Work instructions: Work through the material below and count the lines holding the word "puede"; give that count and nothing more.

Saved entries:
━━━━━━━━━━

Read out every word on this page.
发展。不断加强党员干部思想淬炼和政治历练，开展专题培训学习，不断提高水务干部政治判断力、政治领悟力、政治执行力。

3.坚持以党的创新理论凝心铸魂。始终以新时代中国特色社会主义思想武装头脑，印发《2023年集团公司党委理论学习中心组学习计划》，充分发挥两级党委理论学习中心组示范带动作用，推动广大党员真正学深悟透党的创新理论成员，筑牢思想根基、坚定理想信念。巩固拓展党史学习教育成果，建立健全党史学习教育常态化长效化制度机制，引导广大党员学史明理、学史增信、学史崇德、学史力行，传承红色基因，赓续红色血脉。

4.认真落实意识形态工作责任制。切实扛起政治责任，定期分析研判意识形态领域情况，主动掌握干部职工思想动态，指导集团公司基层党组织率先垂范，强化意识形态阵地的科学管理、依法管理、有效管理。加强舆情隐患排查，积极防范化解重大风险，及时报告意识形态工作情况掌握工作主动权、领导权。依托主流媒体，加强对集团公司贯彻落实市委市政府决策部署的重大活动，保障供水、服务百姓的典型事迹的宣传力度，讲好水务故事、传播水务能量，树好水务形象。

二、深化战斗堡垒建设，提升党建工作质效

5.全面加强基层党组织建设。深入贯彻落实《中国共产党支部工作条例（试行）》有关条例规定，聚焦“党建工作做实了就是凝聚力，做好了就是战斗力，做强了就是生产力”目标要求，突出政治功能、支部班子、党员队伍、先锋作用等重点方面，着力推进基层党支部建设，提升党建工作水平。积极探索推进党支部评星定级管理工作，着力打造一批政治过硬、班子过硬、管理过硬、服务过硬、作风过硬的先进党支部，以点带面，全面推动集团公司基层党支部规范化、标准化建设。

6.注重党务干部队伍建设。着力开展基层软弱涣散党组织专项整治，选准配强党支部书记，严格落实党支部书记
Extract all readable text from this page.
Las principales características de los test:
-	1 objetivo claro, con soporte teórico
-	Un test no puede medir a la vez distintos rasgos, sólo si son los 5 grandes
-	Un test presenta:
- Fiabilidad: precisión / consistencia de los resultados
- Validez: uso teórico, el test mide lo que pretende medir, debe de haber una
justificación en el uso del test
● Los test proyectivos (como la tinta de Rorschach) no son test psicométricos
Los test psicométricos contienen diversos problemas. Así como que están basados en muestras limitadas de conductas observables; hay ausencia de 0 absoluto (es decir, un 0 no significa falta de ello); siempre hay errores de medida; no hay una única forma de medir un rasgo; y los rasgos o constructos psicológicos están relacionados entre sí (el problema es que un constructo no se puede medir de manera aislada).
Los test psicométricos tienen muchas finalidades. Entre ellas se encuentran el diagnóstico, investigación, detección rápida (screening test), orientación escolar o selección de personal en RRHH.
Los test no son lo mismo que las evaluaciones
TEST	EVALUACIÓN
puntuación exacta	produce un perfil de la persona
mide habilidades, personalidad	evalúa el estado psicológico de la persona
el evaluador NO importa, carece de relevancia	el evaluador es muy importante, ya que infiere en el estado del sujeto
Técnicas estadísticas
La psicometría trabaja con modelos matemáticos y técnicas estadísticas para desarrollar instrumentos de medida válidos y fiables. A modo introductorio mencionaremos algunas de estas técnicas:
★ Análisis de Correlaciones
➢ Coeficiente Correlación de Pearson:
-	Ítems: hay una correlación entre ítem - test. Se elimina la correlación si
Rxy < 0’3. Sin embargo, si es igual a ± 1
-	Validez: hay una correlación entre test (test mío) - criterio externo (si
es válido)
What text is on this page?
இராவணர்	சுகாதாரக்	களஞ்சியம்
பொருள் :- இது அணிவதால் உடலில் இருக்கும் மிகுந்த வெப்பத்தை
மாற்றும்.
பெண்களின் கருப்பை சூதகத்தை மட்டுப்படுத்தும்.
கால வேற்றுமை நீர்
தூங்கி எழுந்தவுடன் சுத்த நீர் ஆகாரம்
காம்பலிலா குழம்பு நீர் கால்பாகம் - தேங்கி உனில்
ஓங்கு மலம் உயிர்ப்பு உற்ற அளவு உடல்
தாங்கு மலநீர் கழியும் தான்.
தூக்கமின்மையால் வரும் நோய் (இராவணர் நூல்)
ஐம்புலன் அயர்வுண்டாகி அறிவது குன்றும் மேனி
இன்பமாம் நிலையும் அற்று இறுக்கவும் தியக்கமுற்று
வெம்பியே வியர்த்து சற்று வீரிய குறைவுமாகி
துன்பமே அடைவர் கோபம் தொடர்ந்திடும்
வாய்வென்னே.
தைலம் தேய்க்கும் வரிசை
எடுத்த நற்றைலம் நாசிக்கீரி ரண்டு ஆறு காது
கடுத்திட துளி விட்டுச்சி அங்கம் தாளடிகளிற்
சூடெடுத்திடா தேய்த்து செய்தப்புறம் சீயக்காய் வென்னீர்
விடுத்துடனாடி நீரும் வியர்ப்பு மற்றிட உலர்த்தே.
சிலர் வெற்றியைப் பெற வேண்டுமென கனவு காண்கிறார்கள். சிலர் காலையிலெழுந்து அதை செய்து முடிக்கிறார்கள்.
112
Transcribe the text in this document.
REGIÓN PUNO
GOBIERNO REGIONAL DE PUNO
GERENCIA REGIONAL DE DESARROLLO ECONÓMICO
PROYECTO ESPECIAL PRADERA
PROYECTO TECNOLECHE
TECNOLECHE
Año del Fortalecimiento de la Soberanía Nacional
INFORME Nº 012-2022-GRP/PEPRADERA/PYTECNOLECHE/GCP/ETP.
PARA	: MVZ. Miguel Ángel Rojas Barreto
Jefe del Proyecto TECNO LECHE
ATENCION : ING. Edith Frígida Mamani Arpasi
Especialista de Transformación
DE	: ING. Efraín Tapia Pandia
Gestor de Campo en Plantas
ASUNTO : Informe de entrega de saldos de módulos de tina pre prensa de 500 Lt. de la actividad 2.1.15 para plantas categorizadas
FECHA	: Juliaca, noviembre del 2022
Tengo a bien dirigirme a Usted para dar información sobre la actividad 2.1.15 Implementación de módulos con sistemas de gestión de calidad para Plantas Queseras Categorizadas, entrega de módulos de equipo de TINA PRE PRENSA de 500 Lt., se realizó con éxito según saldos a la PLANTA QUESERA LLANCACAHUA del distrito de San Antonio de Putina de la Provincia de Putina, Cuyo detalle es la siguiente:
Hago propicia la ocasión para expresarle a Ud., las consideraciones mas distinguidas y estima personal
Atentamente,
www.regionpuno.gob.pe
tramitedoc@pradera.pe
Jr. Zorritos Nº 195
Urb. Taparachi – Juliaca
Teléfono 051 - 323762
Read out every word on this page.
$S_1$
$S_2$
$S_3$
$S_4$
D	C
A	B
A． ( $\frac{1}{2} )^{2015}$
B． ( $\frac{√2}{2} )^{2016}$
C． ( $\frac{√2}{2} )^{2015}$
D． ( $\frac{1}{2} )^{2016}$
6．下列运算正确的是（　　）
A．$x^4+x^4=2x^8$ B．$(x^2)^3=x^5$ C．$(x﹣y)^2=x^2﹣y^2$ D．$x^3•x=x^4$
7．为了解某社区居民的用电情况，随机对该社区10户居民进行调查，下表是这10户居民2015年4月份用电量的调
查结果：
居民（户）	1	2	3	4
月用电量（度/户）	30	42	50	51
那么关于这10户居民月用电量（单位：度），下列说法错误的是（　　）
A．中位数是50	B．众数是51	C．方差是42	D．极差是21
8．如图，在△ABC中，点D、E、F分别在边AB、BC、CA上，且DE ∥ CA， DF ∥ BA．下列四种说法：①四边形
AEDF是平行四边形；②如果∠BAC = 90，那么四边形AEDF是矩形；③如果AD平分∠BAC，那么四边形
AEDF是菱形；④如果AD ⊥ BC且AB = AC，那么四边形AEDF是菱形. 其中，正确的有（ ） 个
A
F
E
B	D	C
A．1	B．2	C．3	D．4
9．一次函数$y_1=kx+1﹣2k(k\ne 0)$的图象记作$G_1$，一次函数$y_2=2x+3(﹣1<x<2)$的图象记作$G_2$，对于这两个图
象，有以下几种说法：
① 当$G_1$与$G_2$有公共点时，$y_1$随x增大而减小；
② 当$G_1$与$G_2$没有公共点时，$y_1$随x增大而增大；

━━━━━━━━━━

Exercise result: 2